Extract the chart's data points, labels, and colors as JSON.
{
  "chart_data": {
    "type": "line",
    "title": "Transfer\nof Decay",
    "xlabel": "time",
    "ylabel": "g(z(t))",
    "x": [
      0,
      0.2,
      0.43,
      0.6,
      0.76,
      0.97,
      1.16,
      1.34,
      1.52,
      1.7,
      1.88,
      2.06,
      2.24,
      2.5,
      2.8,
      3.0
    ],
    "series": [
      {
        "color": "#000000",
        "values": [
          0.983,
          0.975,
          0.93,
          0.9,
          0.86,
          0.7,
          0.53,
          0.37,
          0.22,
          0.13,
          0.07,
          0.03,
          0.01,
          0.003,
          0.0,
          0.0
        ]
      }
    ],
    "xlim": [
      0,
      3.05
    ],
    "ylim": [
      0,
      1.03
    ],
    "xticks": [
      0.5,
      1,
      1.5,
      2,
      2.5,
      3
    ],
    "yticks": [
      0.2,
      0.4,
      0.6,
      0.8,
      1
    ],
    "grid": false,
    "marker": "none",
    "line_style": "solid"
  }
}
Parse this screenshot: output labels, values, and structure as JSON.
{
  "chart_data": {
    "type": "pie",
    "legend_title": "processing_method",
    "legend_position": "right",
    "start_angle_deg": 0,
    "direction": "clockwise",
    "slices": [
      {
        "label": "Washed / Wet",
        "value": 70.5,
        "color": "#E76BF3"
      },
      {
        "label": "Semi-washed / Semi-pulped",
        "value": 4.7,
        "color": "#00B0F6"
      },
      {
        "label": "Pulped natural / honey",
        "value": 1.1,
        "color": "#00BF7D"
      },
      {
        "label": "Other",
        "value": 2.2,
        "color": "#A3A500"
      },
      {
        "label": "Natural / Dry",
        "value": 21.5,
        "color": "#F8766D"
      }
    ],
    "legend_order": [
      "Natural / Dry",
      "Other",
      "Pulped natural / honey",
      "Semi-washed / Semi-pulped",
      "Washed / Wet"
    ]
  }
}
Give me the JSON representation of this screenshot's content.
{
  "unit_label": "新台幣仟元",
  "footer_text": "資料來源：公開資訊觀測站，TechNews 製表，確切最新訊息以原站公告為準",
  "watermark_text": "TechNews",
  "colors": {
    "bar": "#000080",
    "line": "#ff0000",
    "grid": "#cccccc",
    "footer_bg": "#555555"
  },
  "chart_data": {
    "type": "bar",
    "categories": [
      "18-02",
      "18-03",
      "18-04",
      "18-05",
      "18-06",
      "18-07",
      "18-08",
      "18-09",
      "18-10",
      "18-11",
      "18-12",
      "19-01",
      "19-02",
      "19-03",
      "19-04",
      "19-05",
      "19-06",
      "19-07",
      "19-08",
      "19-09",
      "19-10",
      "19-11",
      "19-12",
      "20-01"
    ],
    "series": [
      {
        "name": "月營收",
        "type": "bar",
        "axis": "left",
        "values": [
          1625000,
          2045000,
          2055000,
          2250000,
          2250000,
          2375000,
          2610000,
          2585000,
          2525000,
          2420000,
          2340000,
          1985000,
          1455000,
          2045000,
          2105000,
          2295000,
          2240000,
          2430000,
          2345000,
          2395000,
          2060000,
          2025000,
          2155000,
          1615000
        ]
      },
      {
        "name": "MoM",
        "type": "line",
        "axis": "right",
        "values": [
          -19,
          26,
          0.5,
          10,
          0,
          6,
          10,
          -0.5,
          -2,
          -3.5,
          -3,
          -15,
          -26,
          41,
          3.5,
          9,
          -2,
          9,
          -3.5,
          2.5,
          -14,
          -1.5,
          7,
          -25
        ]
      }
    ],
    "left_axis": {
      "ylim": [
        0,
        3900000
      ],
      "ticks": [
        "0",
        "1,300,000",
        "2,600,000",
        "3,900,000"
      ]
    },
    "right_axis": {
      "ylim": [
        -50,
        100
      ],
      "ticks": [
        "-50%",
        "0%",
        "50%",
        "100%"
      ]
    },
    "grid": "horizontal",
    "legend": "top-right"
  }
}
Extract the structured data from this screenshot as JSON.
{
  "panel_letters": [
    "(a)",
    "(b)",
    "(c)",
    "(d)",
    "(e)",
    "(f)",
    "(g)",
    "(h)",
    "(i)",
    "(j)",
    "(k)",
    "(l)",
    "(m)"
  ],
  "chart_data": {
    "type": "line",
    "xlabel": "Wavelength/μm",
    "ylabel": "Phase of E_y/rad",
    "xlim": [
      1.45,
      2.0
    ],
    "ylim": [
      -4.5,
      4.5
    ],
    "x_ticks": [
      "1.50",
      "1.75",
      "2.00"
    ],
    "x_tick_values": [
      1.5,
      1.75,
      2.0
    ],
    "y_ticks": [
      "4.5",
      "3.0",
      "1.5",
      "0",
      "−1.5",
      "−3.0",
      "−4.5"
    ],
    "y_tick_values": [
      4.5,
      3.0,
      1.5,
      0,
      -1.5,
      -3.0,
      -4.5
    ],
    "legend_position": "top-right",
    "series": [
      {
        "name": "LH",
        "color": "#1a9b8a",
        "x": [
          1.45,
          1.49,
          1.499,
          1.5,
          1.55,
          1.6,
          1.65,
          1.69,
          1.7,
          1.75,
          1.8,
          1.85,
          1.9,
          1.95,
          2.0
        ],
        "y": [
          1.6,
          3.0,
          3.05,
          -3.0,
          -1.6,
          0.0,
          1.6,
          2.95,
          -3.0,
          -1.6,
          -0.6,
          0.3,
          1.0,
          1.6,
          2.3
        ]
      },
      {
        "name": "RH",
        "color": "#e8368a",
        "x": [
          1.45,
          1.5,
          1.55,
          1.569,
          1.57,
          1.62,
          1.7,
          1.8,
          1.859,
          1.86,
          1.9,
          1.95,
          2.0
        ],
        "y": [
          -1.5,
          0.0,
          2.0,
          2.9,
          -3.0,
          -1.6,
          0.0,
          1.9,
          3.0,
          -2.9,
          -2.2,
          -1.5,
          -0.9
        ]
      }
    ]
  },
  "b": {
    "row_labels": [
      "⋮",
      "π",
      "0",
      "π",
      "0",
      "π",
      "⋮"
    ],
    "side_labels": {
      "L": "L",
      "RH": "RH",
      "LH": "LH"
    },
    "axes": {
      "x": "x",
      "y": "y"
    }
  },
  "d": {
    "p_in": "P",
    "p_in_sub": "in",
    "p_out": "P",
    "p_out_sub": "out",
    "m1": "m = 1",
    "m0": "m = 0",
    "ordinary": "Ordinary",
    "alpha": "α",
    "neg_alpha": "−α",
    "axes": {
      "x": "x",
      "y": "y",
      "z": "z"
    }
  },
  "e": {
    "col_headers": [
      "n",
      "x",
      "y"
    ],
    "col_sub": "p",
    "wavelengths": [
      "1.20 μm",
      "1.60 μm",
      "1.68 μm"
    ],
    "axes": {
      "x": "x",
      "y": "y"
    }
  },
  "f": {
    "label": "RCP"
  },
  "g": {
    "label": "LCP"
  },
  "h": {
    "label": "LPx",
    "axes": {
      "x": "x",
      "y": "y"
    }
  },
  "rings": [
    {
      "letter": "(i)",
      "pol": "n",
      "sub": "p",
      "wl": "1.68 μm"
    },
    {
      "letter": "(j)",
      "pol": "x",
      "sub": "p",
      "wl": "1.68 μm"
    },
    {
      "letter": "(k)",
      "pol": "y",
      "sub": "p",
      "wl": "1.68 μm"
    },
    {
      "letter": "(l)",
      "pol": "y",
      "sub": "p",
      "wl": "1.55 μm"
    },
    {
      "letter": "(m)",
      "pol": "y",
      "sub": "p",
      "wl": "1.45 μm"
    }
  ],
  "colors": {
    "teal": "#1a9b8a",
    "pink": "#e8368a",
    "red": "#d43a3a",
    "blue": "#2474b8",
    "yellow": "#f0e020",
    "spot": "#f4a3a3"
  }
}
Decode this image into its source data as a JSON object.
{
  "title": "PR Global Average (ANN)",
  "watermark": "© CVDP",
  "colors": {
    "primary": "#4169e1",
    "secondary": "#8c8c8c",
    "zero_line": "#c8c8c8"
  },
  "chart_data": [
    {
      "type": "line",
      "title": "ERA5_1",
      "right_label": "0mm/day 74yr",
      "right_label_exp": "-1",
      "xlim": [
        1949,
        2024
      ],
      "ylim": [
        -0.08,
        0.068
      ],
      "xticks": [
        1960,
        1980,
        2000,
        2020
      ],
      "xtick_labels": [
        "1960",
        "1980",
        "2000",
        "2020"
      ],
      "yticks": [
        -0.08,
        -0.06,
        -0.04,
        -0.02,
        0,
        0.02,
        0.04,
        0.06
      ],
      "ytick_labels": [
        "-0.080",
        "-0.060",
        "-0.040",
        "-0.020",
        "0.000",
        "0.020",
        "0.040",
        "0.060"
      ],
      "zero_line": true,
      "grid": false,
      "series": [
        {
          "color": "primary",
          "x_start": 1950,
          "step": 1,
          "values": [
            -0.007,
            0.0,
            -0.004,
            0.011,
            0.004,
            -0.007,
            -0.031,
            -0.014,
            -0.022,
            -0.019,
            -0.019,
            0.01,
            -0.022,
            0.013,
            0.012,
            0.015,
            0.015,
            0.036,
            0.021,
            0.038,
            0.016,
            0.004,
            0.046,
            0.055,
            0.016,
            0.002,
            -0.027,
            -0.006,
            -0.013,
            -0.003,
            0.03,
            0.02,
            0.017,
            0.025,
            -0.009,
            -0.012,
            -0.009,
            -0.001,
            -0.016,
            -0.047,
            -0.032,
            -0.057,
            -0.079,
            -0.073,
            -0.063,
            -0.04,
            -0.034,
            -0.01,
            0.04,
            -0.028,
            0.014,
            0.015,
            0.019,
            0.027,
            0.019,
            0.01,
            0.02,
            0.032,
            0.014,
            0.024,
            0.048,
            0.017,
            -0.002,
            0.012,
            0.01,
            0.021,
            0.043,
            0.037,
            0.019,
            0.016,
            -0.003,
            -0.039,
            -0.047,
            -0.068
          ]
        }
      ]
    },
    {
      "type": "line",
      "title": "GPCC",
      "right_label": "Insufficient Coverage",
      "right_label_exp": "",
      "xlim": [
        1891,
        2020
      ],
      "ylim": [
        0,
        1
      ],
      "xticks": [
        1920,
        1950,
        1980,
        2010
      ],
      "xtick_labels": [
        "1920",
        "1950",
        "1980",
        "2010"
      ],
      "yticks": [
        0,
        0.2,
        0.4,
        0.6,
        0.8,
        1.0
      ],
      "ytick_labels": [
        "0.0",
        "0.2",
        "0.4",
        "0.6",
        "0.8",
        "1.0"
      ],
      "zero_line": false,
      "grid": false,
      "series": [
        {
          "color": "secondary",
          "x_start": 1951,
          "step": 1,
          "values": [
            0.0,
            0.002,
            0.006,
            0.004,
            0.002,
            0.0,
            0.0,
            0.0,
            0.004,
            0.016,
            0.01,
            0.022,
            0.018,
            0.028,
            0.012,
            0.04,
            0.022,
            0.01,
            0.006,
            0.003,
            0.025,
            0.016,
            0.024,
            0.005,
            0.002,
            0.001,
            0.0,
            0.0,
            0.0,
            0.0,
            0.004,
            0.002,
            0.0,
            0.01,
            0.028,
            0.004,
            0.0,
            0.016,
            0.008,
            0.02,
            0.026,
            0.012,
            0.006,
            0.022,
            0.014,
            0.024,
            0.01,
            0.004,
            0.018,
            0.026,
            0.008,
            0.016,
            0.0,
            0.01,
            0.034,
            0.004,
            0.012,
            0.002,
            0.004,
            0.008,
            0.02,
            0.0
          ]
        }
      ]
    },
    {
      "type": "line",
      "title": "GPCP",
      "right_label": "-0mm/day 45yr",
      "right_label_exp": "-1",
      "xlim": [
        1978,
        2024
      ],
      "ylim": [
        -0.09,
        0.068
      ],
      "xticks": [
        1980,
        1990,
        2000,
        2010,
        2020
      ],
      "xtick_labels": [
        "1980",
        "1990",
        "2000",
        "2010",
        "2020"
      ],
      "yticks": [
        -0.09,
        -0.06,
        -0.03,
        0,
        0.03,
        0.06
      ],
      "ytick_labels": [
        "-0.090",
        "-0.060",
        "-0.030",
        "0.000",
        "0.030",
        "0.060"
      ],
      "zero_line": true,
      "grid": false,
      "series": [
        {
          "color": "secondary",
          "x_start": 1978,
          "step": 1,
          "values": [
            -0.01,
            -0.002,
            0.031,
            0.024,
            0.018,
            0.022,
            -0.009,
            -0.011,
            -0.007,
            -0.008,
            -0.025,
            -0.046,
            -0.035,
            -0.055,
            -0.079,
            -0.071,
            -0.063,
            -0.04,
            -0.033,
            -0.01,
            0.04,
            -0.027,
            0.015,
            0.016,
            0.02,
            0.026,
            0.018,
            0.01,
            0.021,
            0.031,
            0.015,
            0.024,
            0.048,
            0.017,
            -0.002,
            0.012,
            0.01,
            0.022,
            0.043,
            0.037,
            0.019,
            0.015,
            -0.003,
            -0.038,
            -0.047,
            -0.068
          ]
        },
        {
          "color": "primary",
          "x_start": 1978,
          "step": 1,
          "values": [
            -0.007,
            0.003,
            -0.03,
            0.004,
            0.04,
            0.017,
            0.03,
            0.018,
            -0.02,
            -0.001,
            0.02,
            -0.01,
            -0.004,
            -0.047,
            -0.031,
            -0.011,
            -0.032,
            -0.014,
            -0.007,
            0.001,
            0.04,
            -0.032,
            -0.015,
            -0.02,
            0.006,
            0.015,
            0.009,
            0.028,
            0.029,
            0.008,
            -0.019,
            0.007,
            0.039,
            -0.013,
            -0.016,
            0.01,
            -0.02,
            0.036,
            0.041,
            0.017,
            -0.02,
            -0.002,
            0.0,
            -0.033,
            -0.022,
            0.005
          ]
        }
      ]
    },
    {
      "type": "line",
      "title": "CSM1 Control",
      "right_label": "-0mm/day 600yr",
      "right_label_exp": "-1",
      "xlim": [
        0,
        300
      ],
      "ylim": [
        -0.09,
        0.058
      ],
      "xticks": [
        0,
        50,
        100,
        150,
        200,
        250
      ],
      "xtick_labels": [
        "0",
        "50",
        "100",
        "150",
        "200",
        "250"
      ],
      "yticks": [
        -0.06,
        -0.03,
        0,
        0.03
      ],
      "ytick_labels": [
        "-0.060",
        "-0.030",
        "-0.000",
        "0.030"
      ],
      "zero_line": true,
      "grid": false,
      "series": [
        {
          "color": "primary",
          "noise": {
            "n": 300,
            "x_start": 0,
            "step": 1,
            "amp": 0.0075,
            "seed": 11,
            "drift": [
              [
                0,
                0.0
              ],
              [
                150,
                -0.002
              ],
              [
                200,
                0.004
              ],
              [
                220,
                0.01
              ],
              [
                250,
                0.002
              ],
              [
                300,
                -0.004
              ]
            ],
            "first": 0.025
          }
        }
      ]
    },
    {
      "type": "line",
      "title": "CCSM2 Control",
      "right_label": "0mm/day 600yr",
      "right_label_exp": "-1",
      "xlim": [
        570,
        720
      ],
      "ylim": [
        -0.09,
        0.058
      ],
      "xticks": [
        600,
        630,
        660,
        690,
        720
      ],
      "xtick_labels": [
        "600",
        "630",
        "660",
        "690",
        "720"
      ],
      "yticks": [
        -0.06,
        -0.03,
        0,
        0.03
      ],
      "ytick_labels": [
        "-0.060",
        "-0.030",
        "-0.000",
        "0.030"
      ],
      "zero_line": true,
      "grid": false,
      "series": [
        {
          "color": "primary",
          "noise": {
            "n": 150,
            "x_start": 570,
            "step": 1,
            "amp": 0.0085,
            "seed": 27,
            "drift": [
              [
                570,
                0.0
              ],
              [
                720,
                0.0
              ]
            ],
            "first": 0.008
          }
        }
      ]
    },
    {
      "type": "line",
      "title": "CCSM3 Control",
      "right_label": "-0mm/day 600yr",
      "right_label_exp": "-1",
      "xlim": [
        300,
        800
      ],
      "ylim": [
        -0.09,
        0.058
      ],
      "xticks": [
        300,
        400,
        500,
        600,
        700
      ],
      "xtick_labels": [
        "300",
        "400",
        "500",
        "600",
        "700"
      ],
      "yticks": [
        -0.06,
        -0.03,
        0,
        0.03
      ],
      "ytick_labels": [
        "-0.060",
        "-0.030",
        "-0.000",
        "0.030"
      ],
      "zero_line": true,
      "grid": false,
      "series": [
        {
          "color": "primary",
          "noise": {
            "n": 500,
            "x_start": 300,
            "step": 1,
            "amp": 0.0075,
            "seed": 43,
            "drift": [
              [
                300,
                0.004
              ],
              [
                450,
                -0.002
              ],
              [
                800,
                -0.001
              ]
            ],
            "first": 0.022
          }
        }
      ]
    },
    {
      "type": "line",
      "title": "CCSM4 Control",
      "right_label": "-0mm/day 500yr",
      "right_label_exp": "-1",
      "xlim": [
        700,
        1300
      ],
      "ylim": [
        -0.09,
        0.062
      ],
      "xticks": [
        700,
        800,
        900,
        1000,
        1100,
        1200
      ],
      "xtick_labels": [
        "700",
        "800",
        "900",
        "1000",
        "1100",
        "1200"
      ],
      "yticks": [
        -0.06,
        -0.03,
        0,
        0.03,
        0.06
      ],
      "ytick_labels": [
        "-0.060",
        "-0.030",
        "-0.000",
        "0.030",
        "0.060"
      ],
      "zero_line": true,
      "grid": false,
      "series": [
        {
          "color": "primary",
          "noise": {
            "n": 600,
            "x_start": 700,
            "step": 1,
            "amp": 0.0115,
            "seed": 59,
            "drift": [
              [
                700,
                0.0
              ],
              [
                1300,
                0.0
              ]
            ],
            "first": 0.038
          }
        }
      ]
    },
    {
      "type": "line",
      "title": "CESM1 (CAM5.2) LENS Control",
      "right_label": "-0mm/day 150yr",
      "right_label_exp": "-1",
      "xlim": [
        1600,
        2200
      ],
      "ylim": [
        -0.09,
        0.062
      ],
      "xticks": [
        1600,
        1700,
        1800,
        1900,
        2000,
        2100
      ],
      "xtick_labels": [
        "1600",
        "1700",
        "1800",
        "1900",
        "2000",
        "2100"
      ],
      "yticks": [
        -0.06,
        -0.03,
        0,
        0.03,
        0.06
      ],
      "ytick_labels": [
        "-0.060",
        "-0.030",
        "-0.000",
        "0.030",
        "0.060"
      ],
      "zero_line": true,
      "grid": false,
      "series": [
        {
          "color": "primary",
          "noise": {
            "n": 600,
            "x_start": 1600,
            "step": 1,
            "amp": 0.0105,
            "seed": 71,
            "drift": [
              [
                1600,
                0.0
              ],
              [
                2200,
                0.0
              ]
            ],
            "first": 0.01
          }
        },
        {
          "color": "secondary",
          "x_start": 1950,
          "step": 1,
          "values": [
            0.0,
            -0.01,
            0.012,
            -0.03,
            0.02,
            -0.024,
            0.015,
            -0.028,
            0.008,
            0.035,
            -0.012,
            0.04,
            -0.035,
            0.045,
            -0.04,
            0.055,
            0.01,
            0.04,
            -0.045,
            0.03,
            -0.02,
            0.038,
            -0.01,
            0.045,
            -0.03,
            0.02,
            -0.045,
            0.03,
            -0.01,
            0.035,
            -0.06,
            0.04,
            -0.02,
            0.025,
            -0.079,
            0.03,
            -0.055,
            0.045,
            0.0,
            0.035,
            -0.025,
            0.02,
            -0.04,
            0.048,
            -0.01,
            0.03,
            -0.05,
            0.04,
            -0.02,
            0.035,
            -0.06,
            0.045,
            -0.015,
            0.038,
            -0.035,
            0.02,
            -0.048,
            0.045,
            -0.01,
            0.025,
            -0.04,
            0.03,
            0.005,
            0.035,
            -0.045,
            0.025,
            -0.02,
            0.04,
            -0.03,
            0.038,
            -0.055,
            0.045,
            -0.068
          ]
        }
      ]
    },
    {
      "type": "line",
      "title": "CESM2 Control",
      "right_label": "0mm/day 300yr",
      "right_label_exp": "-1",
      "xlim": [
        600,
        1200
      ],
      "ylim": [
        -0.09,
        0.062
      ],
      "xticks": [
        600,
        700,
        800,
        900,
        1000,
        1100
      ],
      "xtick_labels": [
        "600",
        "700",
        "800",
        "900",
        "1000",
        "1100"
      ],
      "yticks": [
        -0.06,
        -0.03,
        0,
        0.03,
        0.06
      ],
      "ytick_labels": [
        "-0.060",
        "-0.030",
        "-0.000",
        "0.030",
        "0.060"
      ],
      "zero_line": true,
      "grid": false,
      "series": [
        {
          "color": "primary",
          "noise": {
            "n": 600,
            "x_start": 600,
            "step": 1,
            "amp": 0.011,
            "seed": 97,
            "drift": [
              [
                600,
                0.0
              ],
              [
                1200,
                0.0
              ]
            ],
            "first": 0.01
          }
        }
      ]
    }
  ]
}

Required task
Show each line holding the word "Extract".

Reply to the task
Extract the chart's data points, labels, and colors as JSON.
Extract the structured data from this screenshot as JSON.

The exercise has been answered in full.